++++ Supplied data

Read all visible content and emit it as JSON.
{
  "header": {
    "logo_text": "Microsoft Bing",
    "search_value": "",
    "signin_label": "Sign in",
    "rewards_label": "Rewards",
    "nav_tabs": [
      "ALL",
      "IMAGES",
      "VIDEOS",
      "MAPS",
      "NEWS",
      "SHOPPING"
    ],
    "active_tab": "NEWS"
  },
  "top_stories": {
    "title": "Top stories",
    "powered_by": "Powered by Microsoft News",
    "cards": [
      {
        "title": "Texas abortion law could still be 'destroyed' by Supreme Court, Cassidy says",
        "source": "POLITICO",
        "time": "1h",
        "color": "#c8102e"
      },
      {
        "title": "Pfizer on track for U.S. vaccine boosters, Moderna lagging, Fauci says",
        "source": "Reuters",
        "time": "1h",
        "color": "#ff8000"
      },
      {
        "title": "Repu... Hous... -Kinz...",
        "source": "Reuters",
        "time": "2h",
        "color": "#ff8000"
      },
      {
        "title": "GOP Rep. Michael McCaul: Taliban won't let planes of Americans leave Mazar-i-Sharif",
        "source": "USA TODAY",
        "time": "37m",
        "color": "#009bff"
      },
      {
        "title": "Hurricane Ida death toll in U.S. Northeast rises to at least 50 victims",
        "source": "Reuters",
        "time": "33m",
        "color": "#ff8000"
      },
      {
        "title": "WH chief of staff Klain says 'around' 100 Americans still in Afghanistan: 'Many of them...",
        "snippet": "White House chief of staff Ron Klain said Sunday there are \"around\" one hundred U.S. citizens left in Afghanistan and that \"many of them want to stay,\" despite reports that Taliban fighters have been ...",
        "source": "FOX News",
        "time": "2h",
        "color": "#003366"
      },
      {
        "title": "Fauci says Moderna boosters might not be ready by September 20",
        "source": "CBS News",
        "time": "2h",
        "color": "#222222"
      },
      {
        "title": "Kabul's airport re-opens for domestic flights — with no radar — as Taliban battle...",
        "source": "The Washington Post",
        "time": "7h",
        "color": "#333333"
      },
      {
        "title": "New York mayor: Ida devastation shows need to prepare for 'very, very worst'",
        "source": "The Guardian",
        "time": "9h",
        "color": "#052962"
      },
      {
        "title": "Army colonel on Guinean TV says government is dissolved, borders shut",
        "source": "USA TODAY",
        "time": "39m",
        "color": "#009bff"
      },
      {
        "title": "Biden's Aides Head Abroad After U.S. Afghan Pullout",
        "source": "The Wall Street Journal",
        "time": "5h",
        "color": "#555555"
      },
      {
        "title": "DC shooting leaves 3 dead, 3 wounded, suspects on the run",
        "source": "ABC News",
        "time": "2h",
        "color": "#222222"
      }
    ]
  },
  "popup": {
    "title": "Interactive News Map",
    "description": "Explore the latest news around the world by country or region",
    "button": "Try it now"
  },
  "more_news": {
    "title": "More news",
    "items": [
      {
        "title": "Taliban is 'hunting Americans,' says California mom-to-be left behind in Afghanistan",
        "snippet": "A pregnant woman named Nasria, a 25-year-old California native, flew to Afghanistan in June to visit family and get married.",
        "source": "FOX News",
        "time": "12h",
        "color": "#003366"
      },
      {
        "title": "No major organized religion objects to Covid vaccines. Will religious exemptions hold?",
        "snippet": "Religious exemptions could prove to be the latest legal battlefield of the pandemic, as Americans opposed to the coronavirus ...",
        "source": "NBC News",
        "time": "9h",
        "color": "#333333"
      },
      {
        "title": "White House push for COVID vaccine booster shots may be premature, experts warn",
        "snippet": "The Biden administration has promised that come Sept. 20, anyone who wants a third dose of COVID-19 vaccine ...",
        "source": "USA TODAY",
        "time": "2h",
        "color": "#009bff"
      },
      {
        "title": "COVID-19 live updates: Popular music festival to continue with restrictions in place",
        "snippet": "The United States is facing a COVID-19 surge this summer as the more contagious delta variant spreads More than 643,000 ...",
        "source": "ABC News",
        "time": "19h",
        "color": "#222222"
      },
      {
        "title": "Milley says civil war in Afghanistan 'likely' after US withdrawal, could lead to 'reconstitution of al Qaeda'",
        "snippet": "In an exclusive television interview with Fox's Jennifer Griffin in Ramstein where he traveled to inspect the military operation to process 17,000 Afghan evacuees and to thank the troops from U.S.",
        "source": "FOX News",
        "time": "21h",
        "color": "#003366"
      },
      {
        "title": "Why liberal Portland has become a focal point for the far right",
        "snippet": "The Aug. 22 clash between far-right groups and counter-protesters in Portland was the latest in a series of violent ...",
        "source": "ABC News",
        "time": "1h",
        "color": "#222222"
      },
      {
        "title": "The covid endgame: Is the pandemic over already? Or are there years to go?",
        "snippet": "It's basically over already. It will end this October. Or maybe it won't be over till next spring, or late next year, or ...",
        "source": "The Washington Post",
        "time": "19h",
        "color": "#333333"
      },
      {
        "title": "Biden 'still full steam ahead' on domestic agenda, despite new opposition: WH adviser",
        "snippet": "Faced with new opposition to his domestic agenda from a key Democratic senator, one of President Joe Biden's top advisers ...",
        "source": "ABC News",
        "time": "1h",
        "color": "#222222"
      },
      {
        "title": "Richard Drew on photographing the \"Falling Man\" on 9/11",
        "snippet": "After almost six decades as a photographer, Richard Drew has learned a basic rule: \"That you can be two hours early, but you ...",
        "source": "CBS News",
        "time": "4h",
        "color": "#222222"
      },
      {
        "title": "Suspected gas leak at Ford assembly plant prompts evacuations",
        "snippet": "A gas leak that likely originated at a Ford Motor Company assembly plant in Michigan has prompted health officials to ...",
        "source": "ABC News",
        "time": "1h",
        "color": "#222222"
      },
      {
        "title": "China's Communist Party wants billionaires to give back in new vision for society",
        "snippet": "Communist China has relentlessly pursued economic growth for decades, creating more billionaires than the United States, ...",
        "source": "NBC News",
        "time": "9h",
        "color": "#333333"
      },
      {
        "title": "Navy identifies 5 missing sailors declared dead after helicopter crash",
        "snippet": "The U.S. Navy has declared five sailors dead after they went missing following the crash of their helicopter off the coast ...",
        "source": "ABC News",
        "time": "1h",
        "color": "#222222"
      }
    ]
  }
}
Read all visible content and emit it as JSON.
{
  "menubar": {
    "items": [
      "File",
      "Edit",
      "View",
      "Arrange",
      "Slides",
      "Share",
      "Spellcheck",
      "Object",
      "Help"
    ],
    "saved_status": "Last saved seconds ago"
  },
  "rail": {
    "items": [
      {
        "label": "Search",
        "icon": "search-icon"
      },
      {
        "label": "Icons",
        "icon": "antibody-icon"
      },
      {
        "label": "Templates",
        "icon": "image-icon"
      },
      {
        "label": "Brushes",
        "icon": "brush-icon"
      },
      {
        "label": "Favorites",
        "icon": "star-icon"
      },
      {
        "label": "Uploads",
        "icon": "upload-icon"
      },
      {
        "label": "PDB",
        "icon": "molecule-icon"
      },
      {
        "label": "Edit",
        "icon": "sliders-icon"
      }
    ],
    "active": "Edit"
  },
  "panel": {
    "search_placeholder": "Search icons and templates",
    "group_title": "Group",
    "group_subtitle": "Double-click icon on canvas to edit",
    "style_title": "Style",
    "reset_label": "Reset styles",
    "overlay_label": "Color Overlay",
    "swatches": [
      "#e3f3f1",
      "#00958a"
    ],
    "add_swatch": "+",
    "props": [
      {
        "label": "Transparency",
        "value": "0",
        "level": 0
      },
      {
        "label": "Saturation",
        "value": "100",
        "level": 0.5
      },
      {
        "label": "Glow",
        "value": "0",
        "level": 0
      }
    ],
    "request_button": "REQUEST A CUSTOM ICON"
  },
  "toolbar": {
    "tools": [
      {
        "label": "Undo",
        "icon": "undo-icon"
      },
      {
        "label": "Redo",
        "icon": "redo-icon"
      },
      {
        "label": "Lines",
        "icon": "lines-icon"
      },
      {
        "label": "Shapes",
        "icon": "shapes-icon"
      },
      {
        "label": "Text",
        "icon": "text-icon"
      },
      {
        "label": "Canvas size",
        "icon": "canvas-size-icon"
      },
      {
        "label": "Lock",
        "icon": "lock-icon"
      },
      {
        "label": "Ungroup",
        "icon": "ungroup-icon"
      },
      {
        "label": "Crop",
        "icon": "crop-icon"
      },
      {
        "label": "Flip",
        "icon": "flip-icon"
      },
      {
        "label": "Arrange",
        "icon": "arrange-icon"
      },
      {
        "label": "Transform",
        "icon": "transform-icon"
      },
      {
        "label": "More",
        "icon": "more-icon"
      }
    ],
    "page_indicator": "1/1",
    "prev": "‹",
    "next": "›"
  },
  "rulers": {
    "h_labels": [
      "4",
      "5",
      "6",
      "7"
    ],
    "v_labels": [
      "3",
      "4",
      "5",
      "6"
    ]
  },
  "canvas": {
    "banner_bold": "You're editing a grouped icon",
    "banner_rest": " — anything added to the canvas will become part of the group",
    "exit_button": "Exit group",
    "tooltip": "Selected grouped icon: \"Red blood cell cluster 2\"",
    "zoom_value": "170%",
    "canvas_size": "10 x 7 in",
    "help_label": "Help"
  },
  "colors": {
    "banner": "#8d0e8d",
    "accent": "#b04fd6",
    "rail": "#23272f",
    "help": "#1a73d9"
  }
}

++++++++

What lines of the preceding data include the string "helicopter"? Pull them out.

        "title": "Navy identifies 5 missing sailors declared dead after helicopter crash",
        "snippet": "The U.S. Navy has declared five sailors dead after they went missing following the crash of their helicopter off the coast ...",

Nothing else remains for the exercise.